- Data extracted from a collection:
-=-=-

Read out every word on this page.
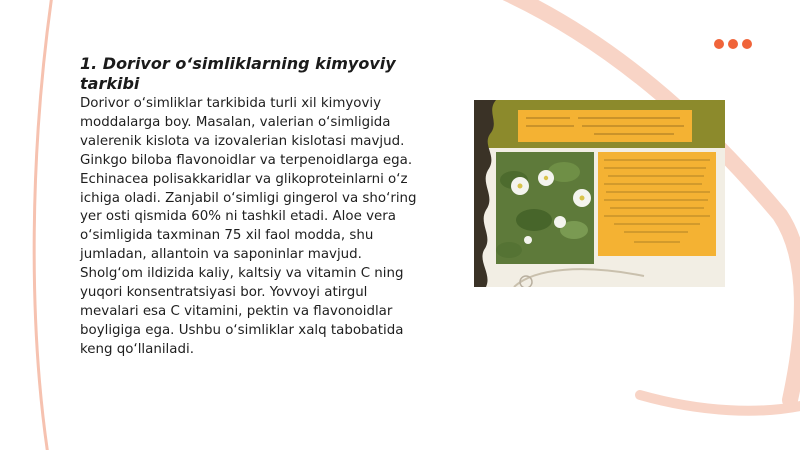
1. Dorivor o‘simliklarning kimyoviy tarkibi

Dorivor o‘simliklar tarkibida turli xil kimyoviy moddalarga boy. Masalan, valerian o‘simligida valerenik kislota va izovalerian kislotasi mavjud. Ginkgo biloba flavonoidlar va terpenoidlarga ega. Echinacea polisakkaridlar va glikoproteinlarni o‘z ichiga oladi. Zanjabil o‘simligi gingerol va sho‘ring yer osti qismida 60% ni tashkil etadi. Aloe vera o‘simligida taxminan 75 xil faol modda, shu jumladan, allantoin va saponinlar mavjud. Sholg‘om ildizida kaliy, kaltsiy va vitamin C ning yuqori konsentratsiyasi bor. Yovvoyi atirgul mevalari esa C vitamini, pektin va flavonoidlar boyligiga ega. Ushbu o‘simliklar xalq tabobatida keng qo‘llaniladi.
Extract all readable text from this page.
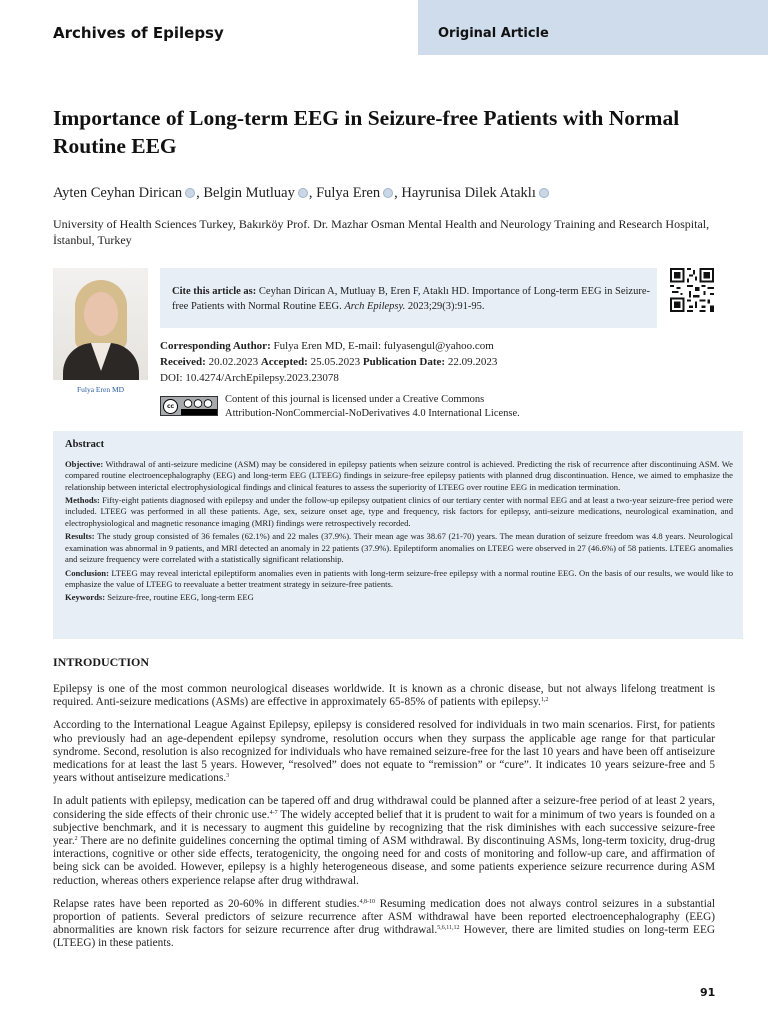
Archives of Epilepsy	Original Article
Importance of Long-term EEG in Seizure-free Patients with Normal Routine EEG
Ayten Ceyhan Dirican , Belgin Mutluay , Fulya Eren , Hayrunisa Dilek Ataklı
University of Health Sciences Turkey, Bakırköy Prof. Dr. Mazhar Osman Mental Health and Neurology Training and Research Hospital, İstanbul, Turkey
Fulya Eren MD
Cite this article as: Ceyhan Dirican A, Mutluay B, Eren F, Ataklı HD. Importance of Long-term EEG in Seizure-free Patients with Normal Routine EEG. Arch Epilepsy. 2023;29(3):91-95.
Corresponding Author: Fulya Eren MD, E-mail: fulyasengul@yahoo.com
Received: 20.02.2023 Accepted: 25.05.2023 Publication Date: 22.09.2023
DOI: 10.4274/ArchEpilepsy.2023.23078
cc
Content of this journal is licensed under a Creative Commons
Attribution-NonCommercial-NoDerivatives 4.0 International License.
Abstract

Objective: Withdrawal of anti-seizure medicine (ASM) may be considered in epilepsy patients when seizure control is achieved. Predicting the risk of recurrence after discontinuing ASM. We compared routine electroencephalography (EEG) and long-term EEG (LTEEG) findings in seizure-free epilepsy patients with planned drug discontinuation. Hence, we aimed to emphasize the relationship between interictal electrophysiological findings and clinical features to assess the superiority of LTEEG over routine EEG in medication termination.

Methods: Fifty-eight patients diagnosed with epilepsy and under the follow-up epilepsy outpatient clinics of our tertiary center with normal EEG and at least a two-year seizure-free period were included. LTEEG was performed in all these patients. Age, sex, seizure onset age, type and frequency, risk factors for epilepsy, anti-seizure medications, neurological examination, and electrophysiological and magnetic resonance imaging (MRI) findings were retrospectively recorded.

Results: The study group consisted of 36 females (62.1%) and 22 males (37.9%). Their mean age was 38.67 (21-70) years. The mean duration of seizure freedom was 4.8 years. Neurological examination was abnormal in 9 patients, and MRI detected an anomaly in 22 patients (37.9%). Epileptiform anomalies on LTEEG were observed in 27 (46.6%) of 58 patients. LTEEG anomalies and seizure frequency were correlated with a statistically significant relationship.

Conclusion: LTEEG may reveal interictal epileptiform anomalies even in patients with long-term seizure-free epilepsy with a normal routine EEG. On the basis of our results, we would like to emphasize the value of LTEEG to reevaluate a better treatment strategy in seizure-free patients.

Keywords: Seizure-free, routine EEG, long-term EEG

INTRODUCTION

Epilepsy is one of the most common neurological diseases worldwide. It is known as a chronic disease, but not always lifelong treatment is required. Anti-seizure medications (ASMs) are effective in approximately 65-85% of patients with epilepsy.$^{1,2}$

According to the International League Against Epilepsy, epilepsy is considered resolved for individuals in two main scenarios. First, for patients who previously had an age-dependent epilepsy syndrome, resolution occurs when they surpass the applicable age range for that particular syndrome. Second, resolution is also recognized for individuals who have remained seizure-free for the last 10 years and have been off antiseizure medications for at least the last 5 years. However, “resolved” does not equate to “remission” or “cure”. It indicates 10 years seizure-free and 5 years without antiseizure medications.$^3$

In adult patients with epilepsy, medication can be tapered off and drug withdrawal could be planned after a seizure-free period of at least 2 years, considering the side effects of their chronic use.$^{4-7}$ The widely accepted belief that it is prudent to wait for a minimum of two years is founded on a subjective benchmark, and it is necessary to augment this guideline by recognizing that the risk diminishes with each successive seizure-free year.$^2$ There are no definite guidelines concerning the optimal timing of ASM withdrawal. By discontinuing ASMs, long-term toxicity, drug-drug interactions, cognitive or other side effects, teratogenicity, the ongoing need for and costs of monitoring and follow-up care, and affirmation of being sick can be avoided. However, epilepsy is a highly heterogeneous disease, and some patients experience seizure recurrence during ASM reduction, whereas others experience relapse after drug withdrawal.

Relapse rates have been reported as 20-60% in different studies.$^{4,8-10}$ Resuming medication does not always control seizures in a substantial proportion of patients. Several predictors of seizure recurrence after ASM withdrawal have been reported electroencephalography (EEG) abnormalities are known risk factors for seizure recurrence after drug withdrawal.$^{5,6,11,12}$ However, there are limited studies on long-term EEG (LTEEG) in these patients.

91
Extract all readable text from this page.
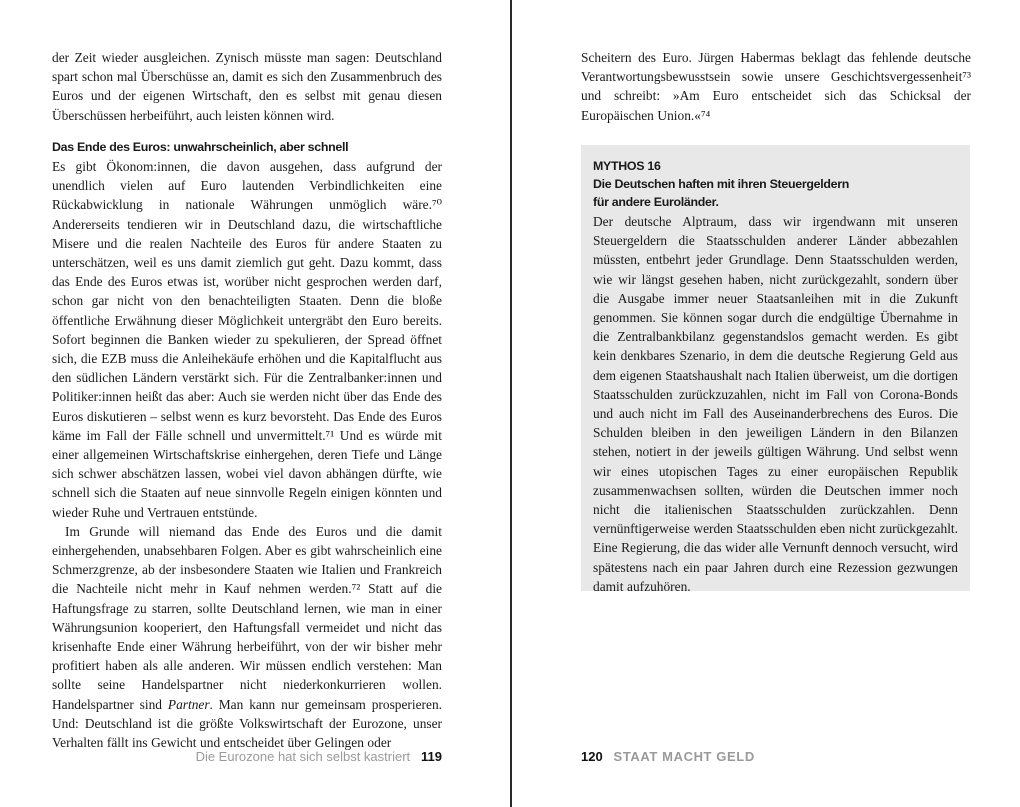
der Zeit wieder ausgleichen. Zynisch müsste man sagen: Deutschland spart schon mal Überschüsse an, damit es sich den Zusammenbruch des Euros und der eigenen Wirtschaft, den es selbst mit genau diesen Überschüssen herbeiführt, auch leisten können wird.

Das Ende des Euros: unwahrscheinlich, aber schnell

Es gibt Ökonom:innen, die davon ausgehen, dass aufgrund der unendlich vielen auf Euro lautenden Verbindlichkeiten eine Rückabwicklung in nationale Währungen unmöglich wäre.⁷⁰ Andererseits tendieren wir in Deutschland dazu, die wirtschaftliche Misere und die realen Nachteile des Euros für andere Staaten zu unterschätzen, weil es uns damit ziemlich gut geht. Dazu kommt, dass das Ende des Euros etwas ist, worüber nicht gesprochen werden darf, schon gar nicht von den benachteiligten Staaten. Denn die bloße öffentliche Erwähnung dieser Möglichkeit untergräbt den Euro bereits. Sofort beginnen die Banken wieder zu spekulieren, der Spread öffnet sich, die EZB muss die Anleihekäufe erhöhen und die Kapitalflucht aus den südlichen Ländern verstärkt sich. Für die Zentralbanker:innen und Politiker:innen heißt das aber: Auch sie werden nicht über das Ende des Euros diskutieren – selbst wenn es kurz bevorsteht. Das Ende des Euros käme im Fall der Fälle schnell und unvermittelt.⁷¹ Und es würde mit einer allgemeinen Wirtschaftskrise einhergehen, deren Tiefe und Länge sich schwer abschätzen lassen, wobei viel davon abhängen dürfte, wie schnell sich die Staaten auf neue sinnvolle Regeln einigen könnten und wieder Ruhe und Vertrauen entstünde.

Im Grunde will niemand das Ende des Euros und die damit einhergehenden, unabsehbaren Folgen. Aber es gibt wahrscheinlich eine Schmerzgrenze, ab der insbesondere Staaten wie Italien und Frankreich die Nachteile nicht mehr in Kauf nehmen werden.⁷² Statt auf die Haftungsfrage zu starren, sollte Deutschland lernen, wie man in einer Währungsunion kooperiert, den Haftungsfall vermeidet und nicht das krisenhafte Ende einer Währung herbeiführt, von der wir bisher mehr profitiert haben als alle anderen. Wir müssen endlich verstehen: Man sollte seine Handelspartner nicht niederkonkurrieren wollen. Handelspartner sind Partner. Man kann nur gemeinsam prosperieren. Und: Deutschland ist die größte Volkswirtschaft der Eurozone, unser Verhalten fällt ins Gewicht und entscheidet über Gelingen oder

Die Eurozone hat sich selbst kastriert 119

Scheitern des Euro. Jürgen Habermas beklagt das fehlende deutsche Verantwortungsbewusstsein sowie unsere Geschichtsvergessenheit⁷³ und schreibt: »Am Euro entscheidet sich das Schicksal der Europäischen Union.«⁷⁴

MYTHOS 16
Die Deutschen haften mit ihren Steuergeldern
für andere Euroländer.

Der deutsche Alptraum, dass wir irgendwann mit unseren Steuergeldern die Staatsschulden anderer Länder abbezahlen müssten, entbehrt jeder Grundlage. Denn Staatsschulden werden, wie wir längst gesehen haben, nicht zurückgezahlt, sondern über die Ausgabe immer neuer Staatsanleihen mit in die Zukunft genommen. Sie können sogar durch die endgültige Übernahme in die Zentralbankbilanz gegenstandslos gemacht werden. Es gibt kein denkbares Szenario, in dem die deutsche Regierung Geld aus dem eigenen Staatshaushalt nach Italien überweist, um die dortigen Staatsschulden zurückzuzahlen, nicht im Fall von Corona-Bonds und auch nicht im Fall des Auseinanderbrechens des Euros. Die Schulden bleiben in den jeweiligen Ländern in den Bilanzen stehen, notiert in der jeweils gültigen Währung. Und selbst wenn wir eines utopischen Tages zu einer europäischen Republik zusammenwachsen sollten, würden die Deutschen immer noch nicht die italienischen Staatsschulden zurückzahlen. Denn vernünftigerweise werden Staatsschulden eben nicht zurückgezahlt. Eine Regierung, die das wider alle Vernunft dennoch versucht, wird spätestens nach ein paar Jahren durch eine Rezession gezwungen damit aufzuhören.

120 STAAT MACHT GELD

-=-=-

- What to produce: Which of the lines above include the string "were"? Pick them out and copy them.

- Result:
Methods: Fifty-eight patients diagnosed with epilepsy and under the follow-up epilepsy outpatient clinics of our tertiary center with normal EEG and at least a two-year seizure-free period were included. LTEEG was performed in all these patients. Age, sex, seizure onset age, type and frequency, risk factors for epilepsy, anti-seizure medications, neurological examination, and electrophysiological and magnetic resonance imaging (MRI) findings were retrospectively recorded.
Results: The study group consisted of 36 females (62.1%) and 22 males (37.9%). Their mean age was 38.67 (21-70) years. The mean duration of seizure freedom was 4.8 years. Neurological examination was abnormal in 9 patients, and MRI detected an anomaly in 22 patients (37.9%). Epileptiform anomalies on LTEEG were observed in 27 (46.6%) of 58 patients. LTEEG anomalies and seizure frequency were correlated with a statistically significant relationship.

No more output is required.